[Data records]
**********

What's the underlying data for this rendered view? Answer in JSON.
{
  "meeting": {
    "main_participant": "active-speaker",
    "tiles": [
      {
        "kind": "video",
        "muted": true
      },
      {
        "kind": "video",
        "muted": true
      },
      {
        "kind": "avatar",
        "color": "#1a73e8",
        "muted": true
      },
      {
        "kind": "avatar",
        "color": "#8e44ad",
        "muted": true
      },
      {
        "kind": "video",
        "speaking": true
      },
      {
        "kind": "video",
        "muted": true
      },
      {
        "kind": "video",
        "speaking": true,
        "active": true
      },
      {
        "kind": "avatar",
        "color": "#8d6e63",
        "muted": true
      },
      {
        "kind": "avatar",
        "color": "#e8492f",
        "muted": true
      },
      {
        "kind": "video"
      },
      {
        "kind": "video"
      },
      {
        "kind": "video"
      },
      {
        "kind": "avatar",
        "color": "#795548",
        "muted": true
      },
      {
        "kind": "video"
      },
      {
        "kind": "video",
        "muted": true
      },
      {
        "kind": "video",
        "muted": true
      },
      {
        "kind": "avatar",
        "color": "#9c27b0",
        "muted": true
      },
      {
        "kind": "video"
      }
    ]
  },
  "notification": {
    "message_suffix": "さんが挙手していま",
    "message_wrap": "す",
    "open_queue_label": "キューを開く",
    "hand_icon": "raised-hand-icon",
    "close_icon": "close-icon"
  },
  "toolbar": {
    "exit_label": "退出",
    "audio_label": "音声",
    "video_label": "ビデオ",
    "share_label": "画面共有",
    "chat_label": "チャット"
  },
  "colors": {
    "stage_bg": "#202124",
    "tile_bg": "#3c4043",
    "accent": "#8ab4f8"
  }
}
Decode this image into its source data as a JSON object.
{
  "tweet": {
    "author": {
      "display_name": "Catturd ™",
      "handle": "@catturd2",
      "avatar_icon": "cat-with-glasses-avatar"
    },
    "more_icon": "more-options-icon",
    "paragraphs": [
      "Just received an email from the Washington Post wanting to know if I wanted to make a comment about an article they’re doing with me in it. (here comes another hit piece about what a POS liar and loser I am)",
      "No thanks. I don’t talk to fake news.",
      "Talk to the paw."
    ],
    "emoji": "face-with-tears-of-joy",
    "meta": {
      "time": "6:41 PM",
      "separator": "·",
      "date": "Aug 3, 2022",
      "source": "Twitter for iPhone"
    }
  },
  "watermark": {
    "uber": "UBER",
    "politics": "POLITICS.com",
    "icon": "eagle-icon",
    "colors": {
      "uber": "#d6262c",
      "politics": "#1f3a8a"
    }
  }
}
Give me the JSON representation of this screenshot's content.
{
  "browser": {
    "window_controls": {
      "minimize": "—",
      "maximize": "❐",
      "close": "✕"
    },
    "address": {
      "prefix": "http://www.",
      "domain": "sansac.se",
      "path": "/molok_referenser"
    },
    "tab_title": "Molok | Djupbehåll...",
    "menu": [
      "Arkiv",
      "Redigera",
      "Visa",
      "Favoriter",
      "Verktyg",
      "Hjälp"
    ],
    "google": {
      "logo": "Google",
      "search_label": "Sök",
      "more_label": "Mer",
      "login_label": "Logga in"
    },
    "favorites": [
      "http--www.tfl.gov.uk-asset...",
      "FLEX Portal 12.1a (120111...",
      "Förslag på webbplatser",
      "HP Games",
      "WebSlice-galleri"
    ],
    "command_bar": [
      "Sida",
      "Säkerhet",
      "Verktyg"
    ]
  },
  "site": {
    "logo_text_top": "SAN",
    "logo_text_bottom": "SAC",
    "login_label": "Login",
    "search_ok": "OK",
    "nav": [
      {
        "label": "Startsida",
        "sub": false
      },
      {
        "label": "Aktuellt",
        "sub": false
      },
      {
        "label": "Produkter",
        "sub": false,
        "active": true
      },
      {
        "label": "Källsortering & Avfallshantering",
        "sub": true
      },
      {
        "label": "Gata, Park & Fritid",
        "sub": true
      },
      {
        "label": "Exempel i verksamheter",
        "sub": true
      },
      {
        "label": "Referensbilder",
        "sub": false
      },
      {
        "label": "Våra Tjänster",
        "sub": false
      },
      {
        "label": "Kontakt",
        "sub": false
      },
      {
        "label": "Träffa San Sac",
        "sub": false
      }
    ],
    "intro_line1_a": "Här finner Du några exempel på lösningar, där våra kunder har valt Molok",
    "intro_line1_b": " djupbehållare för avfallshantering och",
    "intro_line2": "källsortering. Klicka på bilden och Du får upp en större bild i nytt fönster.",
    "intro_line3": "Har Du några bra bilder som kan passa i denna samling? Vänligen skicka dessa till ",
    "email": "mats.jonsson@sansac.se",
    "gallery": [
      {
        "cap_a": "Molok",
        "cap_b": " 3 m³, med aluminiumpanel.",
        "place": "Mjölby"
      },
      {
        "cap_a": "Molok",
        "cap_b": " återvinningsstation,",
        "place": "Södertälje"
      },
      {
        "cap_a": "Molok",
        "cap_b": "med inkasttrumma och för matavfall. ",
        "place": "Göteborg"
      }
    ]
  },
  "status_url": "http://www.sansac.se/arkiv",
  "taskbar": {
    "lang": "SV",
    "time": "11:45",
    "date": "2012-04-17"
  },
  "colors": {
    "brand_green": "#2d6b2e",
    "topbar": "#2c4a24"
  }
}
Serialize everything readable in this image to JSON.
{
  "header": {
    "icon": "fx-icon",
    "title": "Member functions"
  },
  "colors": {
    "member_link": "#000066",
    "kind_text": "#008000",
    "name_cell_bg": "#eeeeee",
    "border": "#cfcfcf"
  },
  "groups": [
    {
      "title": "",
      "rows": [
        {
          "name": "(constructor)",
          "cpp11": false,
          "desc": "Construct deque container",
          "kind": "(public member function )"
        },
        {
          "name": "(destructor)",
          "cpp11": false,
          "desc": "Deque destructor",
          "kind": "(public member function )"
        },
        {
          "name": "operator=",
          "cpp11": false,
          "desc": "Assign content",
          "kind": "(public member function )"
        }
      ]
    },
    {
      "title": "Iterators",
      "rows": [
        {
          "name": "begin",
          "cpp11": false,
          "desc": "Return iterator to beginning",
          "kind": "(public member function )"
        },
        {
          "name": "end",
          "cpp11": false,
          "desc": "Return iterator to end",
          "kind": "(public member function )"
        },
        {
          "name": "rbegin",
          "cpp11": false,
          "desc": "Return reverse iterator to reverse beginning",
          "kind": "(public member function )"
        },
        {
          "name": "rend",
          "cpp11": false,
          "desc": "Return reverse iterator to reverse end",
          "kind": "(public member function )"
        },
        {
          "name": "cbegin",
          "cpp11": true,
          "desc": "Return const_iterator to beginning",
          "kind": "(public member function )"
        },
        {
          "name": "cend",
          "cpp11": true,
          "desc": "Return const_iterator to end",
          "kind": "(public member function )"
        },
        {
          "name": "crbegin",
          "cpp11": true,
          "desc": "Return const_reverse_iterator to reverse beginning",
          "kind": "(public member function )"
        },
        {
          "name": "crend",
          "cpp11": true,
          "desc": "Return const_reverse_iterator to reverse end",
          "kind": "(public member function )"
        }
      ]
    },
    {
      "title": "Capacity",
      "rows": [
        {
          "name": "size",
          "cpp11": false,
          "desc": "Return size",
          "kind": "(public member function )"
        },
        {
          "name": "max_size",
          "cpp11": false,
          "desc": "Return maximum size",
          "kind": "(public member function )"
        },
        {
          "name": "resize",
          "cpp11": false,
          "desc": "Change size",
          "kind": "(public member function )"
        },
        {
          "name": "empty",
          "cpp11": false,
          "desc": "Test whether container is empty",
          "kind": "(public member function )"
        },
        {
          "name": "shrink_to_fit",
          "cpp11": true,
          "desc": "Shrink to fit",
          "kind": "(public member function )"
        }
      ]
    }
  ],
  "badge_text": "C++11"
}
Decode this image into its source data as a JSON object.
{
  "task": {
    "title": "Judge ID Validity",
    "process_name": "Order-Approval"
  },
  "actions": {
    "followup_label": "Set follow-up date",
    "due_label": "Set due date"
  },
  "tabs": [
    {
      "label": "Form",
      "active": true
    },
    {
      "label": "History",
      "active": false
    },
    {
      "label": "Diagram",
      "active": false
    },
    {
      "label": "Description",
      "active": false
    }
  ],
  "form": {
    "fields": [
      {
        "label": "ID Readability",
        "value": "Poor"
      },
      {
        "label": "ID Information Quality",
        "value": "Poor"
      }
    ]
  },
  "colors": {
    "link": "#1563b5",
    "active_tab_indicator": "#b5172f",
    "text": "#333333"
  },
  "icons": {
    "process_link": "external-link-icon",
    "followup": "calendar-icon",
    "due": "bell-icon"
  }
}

**********

What the task requires:
Identify and copy the lines holding the word "sansac".

Answer for this exercise:
      "domain": "sansac.se",
    "email": "mats.jonsson@sansac.se",
  "status_url": "http://www.sansac.se/arkiv",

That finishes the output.